(Given exercise) Pictures stay out of the copy; restate everything else in the material exactly.

(Dataset rows)
★ ★ ★ ★

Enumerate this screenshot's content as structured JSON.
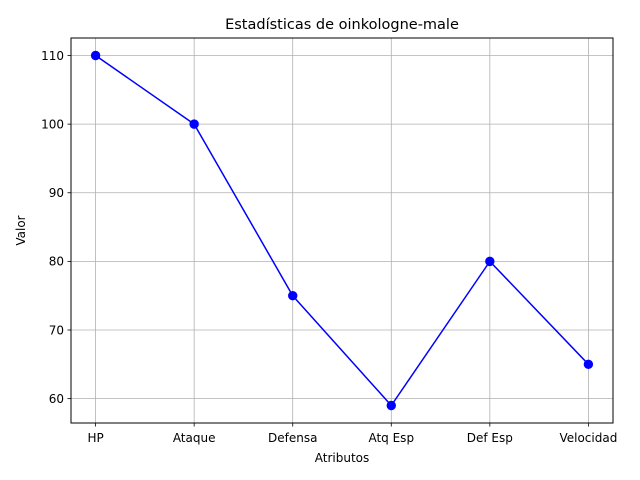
{
  "chart_data": {
    "type": "line",
    "title": "Estadísticas de oinkologne-male",
    "xlabel": "Atributos",
    "ylabel": "Valor",
    "categories": [
      "HP",
      "Ataque",
      "Defensa",
      "Atq Esp",
      "Def Esp",
      "Velocidad"
    ],
    "series": [
      {
        "values": [
          110,
          100,
          75,
          59,
          80,
          65
        ],
        "color": "#0000ff",
        "marker": "circle"
      }
    ],
    "ylim": [
      56.45,
      112.55
    ],
    "yticks": [
      60,
      70,
      80,
      90,
      100,
      110
    ],
    "grid": true
  }
}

★ ★ ★ ★

(Task response)
Enumerate this screenshot's content as structured JSON.
{
  "chart_data": {
    "type": "line",
    "title": "Estadísticas de oinkologne-male",
    "xlabel": "Atributos",
    "ylabel": "Valor",
    "categories": [
      "HP",
      "Ataque",
      "Defensa",
      "Atq Esp",
      "Def Esp",
      "Velocidad"
    ],
    "series": [
      {
        "values": [
          110,
          100,
          75,
          59,
          80,
          65
        ],
        "color": "#0000ff",
        "marker": "circle"
      }
    ],
    "ylim": [
      56.45,
      112.55
    ],
    "yticks": [
      60,
      70,
      80,
      90,
      100,
      110
    ],
    "grid": true
  }
}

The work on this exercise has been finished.